Given exercise: Gather all lines from the material that contain the word "case".

Material:
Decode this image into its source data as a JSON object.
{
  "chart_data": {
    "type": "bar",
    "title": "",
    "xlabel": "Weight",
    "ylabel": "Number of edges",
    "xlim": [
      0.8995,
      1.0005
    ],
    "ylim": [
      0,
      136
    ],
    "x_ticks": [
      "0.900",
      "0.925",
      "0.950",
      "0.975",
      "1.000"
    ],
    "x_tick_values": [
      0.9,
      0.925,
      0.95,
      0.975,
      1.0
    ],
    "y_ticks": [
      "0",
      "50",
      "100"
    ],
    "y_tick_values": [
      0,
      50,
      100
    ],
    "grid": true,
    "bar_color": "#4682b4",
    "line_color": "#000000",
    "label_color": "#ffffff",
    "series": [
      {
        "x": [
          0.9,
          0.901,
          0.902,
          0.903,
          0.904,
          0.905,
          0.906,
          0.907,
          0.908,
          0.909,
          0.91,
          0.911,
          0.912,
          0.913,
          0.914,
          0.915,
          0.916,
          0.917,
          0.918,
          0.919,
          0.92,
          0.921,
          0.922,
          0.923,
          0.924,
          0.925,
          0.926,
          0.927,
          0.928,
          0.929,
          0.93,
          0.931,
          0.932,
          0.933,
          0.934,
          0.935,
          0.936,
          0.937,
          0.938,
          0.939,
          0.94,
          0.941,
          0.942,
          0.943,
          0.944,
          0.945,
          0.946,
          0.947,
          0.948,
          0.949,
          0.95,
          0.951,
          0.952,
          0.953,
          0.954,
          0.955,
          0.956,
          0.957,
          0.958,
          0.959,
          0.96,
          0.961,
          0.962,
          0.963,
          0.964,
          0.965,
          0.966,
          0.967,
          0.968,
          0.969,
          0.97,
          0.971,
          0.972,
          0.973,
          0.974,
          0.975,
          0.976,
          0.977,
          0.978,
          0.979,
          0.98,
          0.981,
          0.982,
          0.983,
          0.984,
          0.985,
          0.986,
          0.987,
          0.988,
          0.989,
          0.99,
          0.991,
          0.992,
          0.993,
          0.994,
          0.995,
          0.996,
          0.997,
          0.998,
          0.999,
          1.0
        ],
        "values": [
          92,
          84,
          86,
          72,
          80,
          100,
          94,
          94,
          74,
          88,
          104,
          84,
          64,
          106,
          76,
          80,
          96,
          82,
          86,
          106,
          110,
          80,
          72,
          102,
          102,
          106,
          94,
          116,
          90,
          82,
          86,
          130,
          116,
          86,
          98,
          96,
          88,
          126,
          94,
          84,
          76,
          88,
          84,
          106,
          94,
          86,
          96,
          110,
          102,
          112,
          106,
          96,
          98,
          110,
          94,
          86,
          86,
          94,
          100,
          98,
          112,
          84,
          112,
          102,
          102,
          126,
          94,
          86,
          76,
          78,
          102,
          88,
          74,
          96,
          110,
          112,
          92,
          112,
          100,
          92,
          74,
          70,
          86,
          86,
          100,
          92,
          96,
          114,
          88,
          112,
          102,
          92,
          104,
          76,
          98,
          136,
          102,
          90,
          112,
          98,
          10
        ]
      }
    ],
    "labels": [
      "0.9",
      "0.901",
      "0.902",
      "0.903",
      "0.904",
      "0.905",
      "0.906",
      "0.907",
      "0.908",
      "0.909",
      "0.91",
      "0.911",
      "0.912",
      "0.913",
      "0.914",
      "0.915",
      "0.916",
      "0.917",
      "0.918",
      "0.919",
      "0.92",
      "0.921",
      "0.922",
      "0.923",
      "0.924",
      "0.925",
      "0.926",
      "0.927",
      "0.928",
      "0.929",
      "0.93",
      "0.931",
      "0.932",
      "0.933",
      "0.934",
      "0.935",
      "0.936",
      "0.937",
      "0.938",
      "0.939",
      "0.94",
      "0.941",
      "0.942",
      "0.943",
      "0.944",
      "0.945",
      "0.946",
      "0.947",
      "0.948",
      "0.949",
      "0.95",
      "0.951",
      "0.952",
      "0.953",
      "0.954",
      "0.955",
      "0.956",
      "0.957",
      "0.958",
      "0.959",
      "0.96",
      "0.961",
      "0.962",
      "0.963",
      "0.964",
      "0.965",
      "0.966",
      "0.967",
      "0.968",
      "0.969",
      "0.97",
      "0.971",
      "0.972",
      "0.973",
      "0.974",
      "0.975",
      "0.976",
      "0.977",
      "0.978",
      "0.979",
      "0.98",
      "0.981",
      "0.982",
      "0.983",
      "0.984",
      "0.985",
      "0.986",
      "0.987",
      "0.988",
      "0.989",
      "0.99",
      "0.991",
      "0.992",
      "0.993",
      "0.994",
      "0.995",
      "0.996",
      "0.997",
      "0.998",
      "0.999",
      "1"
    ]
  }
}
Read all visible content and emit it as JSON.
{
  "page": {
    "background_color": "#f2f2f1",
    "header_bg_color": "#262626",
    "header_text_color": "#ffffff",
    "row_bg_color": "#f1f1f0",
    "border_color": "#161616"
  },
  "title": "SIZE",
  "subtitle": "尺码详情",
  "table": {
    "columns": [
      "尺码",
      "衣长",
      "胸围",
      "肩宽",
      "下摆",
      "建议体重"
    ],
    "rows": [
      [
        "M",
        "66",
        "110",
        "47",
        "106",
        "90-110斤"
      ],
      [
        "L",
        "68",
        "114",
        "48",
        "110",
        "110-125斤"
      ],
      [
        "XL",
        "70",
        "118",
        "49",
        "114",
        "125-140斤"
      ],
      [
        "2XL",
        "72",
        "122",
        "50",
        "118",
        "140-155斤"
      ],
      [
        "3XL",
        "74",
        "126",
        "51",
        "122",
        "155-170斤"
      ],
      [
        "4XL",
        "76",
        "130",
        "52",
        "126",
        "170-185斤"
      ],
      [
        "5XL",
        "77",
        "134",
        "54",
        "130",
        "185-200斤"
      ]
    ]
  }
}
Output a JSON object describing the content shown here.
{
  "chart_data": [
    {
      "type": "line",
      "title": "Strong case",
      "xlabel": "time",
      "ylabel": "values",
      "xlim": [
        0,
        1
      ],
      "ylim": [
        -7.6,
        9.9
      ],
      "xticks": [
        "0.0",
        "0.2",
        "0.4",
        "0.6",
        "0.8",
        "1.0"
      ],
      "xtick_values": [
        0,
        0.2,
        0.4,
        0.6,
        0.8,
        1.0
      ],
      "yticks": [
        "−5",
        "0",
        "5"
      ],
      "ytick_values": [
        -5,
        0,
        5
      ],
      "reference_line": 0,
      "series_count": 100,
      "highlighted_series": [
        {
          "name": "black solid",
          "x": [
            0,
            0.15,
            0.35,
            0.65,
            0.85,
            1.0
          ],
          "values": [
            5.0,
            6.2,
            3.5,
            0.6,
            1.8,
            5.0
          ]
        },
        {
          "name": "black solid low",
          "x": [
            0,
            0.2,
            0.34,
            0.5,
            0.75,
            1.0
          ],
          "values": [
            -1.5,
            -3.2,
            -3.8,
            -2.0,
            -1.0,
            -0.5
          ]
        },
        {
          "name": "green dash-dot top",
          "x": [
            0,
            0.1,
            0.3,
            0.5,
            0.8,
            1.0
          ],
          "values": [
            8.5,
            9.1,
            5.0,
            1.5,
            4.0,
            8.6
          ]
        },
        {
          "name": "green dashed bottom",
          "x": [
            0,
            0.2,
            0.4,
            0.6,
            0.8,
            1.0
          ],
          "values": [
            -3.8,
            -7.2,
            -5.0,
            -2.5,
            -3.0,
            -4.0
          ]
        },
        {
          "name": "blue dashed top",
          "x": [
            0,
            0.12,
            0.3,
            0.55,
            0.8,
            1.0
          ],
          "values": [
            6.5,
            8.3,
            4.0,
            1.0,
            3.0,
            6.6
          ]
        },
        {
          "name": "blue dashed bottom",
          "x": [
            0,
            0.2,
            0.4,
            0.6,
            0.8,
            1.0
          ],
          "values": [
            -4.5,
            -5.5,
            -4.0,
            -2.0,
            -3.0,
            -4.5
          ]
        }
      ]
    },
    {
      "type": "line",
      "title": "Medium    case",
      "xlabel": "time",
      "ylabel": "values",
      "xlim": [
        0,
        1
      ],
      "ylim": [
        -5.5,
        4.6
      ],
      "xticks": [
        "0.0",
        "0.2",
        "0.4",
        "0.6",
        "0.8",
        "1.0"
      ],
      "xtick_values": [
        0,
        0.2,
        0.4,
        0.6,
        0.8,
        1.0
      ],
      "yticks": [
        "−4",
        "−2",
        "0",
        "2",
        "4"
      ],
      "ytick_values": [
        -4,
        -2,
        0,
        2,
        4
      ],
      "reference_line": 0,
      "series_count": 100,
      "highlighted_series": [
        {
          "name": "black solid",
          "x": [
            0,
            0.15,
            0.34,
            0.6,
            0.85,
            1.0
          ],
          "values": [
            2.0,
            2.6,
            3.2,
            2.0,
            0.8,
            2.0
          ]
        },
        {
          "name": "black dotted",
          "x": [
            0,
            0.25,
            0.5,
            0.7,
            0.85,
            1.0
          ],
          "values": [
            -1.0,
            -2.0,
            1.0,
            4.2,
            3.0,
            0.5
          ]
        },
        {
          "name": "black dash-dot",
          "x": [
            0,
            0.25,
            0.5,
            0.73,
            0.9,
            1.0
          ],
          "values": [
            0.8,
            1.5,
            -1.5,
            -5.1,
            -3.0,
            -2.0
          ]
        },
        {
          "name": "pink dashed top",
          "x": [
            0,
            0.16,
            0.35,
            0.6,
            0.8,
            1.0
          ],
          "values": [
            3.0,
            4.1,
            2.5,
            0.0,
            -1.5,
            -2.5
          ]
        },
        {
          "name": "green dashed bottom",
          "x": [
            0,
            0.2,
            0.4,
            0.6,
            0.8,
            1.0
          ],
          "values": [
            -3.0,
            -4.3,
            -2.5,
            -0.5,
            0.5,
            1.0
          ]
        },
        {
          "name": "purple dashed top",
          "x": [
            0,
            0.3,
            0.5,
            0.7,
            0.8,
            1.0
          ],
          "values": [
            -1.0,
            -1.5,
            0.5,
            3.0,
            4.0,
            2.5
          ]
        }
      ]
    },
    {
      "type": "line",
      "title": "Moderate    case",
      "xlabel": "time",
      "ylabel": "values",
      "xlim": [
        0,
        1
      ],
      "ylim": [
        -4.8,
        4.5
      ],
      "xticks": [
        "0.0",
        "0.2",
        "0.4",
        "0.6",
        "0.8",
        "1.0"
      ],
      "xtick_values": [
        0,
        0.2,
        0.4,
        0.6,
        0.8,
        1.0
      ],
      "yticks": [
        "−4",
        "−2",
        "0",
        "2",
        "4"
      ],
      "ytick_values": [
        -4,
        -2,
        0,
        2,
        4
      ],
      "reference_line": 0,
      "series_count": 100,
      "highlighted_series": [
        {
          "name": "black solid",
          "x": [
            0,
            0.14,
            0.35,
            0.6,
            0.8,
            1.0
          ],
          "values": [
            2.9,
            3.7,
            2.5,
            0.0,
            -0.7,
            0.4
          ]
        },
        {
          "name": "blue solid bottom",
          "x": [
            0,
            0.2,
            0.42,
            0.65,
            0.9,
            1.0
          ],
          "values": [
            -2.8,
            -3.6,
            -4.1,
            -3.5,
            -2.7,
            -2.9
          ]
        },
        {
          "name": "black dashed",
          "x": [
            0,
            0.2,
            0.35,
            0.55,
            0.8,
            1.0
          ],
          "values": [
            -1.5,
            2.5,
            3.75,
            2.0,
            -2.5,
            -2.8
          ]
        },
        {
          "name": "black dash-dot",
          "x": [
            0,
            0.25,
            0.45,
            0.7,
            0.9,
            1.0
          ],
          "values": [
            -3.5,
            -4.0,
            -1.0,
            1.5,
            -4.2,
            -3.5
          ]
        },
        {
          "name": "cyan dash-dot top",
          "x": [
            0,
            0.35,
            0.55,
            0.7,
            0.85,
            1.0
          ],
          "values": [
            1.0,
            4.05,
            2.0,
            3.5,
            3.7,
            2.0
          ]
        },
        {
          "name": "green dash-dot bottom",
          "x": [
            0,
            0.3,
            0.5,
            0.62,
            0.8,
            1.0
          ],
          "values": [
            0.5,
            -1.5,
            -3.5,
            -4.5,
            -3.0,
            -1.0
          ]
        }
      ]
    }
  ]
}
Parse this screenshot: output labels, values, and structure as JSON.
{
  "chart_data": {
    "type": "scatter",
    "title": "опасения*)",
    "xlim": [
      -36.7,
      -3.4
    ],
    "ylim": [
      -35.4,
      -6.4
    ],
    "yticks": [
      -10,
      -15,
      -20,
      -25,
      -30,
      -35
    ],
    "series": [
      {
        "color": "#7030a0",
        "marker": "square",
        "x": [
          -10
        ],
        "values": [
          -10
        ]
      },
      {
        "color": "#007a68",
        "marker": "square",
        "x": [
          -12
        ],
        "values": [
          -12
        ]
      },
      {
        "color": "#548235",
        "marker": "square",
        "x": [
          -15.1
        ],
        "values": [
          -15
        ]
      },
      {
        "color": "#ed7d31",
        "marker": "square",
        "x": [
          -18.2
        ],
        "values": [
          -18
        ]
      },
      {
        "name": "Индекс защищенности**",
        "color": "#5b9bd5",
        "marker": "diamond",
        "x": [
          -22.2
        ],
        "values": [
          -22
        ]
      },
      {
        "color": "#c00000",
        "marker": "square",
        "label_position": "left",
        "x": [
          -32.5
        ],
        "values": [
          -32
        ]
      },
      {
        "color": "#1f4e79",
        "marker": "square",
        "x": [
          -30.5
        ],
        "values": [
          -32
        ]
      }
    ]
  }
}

Complete answer:
      "title": "Strong case",
      "title": "Medium    case",
      "title": "Moderate    case",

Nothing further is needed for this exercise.